__Supplied material__

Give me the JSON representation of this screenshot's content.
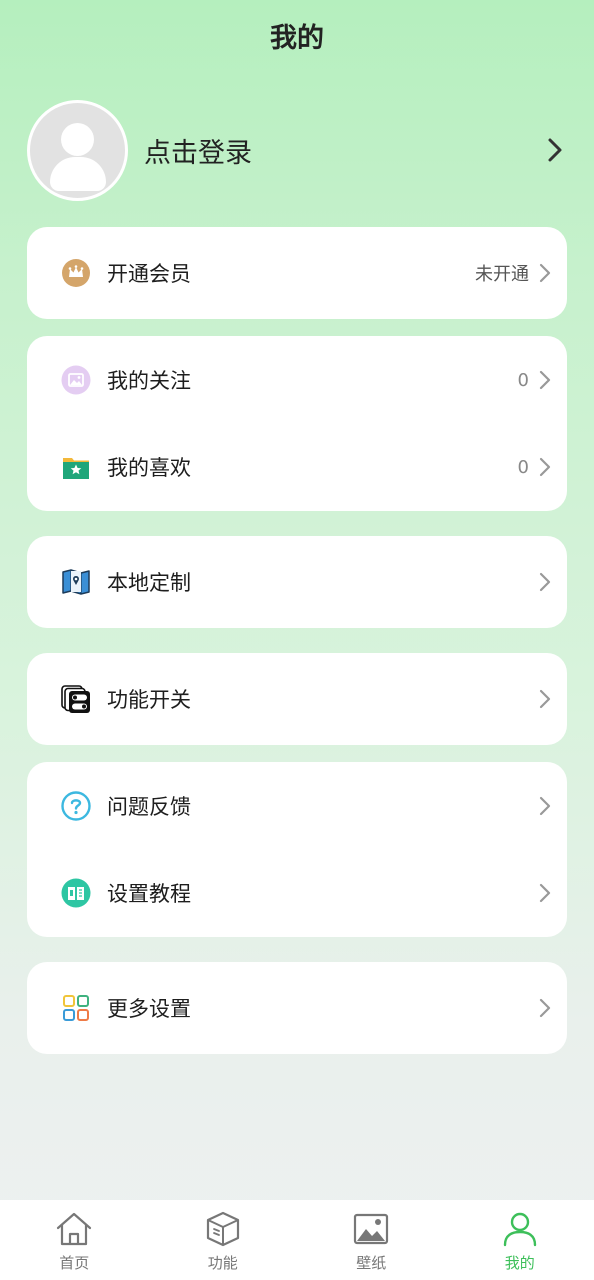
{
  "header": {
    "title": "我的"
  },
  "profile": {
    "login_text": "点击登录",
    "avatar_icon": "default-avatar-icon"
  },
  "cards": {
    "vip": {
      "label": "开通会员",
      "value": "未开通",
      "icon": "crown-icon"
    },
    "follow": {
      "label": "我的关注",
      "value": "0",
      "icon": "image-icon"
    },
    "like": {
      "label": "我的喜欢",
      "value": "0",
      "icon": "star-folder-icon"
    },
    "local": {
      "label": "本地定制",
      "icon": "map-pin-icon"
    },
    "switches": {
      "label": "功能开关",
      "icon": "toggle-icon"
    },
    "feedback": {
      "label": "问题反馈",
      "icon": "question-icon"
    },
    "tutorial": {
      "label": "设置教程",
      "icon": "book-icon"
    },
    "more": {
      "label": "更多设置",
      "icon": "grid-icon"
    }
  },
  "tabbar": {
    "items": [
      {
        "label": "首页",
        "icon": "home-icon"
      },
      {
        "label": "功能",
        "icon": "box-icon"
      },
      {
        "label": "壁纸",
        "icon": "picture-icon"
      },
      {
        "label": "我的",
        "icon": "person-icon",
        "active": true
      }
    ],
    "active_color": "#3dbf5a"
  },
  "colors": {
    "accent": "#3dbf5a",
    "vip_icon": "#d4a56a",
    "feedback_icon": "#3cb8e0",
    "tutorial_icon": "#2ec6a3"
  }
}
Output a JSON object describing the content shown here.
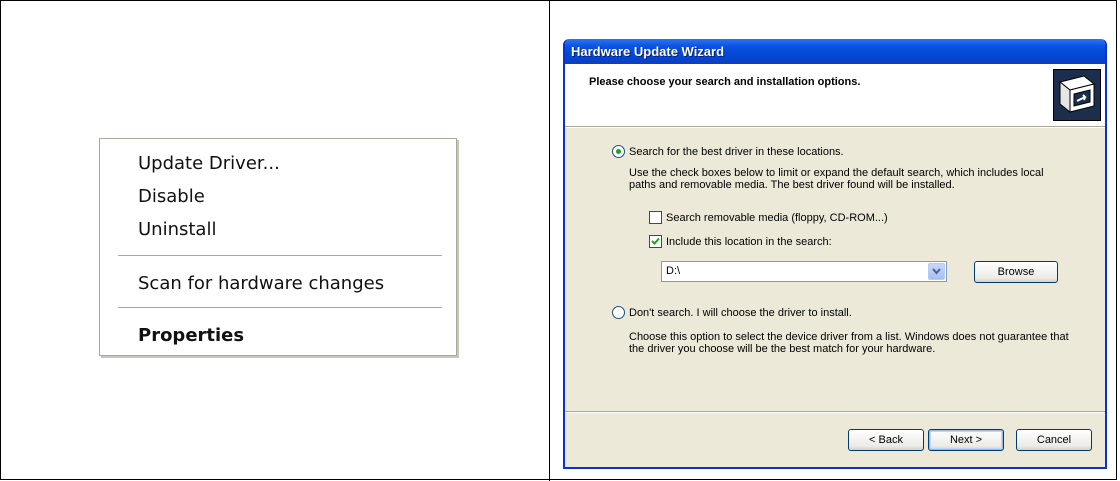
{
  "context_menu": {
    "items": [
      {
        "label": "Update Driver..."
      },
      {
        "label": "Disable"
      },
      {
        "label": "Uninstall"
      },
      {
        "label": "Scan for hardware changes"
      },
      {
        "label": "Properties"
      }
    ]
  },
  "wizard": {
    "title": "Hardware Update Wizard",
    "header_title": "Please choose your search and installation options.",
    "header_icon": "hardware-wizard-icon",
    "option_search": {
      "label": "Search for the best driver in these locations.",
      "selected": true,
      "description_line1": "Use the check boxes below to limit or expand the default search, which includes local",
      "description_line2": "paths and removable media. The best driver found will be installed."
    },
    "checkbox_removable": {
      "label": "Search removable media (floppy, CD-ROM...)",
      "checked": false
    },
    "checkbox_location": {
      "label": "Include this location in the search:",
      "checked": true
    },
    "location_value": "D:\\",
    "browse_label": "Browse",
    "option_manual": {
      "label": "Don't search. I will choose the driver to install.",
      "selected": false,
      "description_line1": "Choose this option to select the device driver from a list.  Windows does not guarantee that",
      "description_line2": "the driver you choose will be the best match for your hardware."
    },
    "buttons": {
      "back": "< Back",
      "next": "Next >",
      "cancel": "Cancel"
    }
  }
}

__Job__
Set down all the entries exactly as they appear, but skip any pictures.

__Task solution__
Give me the JSON representation of this screenshot's content.
{
  "header": {
    "title": "我的"
  },
  "profile": {
    "login_text": "点击登录",
    "avatar_icon": "default-avatar-icon"
  },
  "cards": {
    "vip": {
      "label": "开通会员",
      "value": "未开通",
      "icon": "crown-icon"
    },
    "follow": {
      "label": "我的关注",
      "value": "0",
      "icon": "image-icon"
    },
    "like": {
      "label": "我的喜欢",
      "value": "0",
      "icon": "star-folder-icon"
    },
    "local": {
      "label": "本地定制",
      "icon": "map-pin-icon"
    },
    "switches": {
      "label": "功能开关",
      "icon": "toggle-icon"
    },
    "feedback": {
      "label": "问题反馈",
      "icon": "question-icon"
    },
    "tutorial": {
      "label": "设置教程",
      "icon": "book-icon"
    },
    "more": {
      "label": "更多设置",
      "icon": "grid-icon"
    }
  },
  "tabbar": {
    "items": [
      {
        "label": "首页",
        "icon": "home-icon"
      },
      {
        "label": "功能",
        "icon": "box-icon"
      },
      {
        "label": "壁纸",
        "icon": "picture-icon"
      },
      {
        "label": "我的",
        "icon": "person-icon",
        "active": true
      }
    ],
    "active_color": "#3dbf5a"
  },
  "colors": {
    "accent": "#3dbf5a",
    "vip_icon": "#d4a56a",
    "feedback_icon": "#3cb8e0",
    "tutorial_icon": "#2ec6a3"
  }
}
Output a JSON object describing the content shown here.
{
  "context_menu": {
    "items": [
      {
        "label": "Update Driver..."
      },
      {
        "label": "Disable"
      },
      {
        "label": "Uninstall"
      },
      {
        "label": "Scan for hardware changes"
      },
      {
        "label": "Properties"
      }
    ]
  },
  "wizard": {
    "title": "Hardware Update Wizard",
    "header_title": "Please choose your search and installation options.",
    "header_icon": "hardware-wizard-icon",
    "option_search": {
      "label": "Search for the best driver in these locations.",
      "selected": true,
      "description_line1": "Use the check boxes below to limit or expand the default search, which includes local",
      "description_line2": "paths and removable media. The best driver found will be installed."
    },
    "checkbox_removable": {
      "label": "Search removable media (floppy, CD-ROM...)",
      "checked": false
    },
    "checkbox_location": {
      "label": "Include this location in the search:",
      "checked": true
    },
    "location_value": "D:\\",
    "browse_label": "Browse",
    "option_manual": {
      "label": "Don't search. I will choose the driver to install.",
      "selected": false,
      "description_line1": "Choose this option to select the device driver from a list.  Windows does not guarantee that",
      "description_line2": "the driver you choose will be the best match for your hardware."
    },
    "buttons": {
      "back": "< Back",
      "next": "Next >",
      "cancel": "Cancel"
    }
  }
}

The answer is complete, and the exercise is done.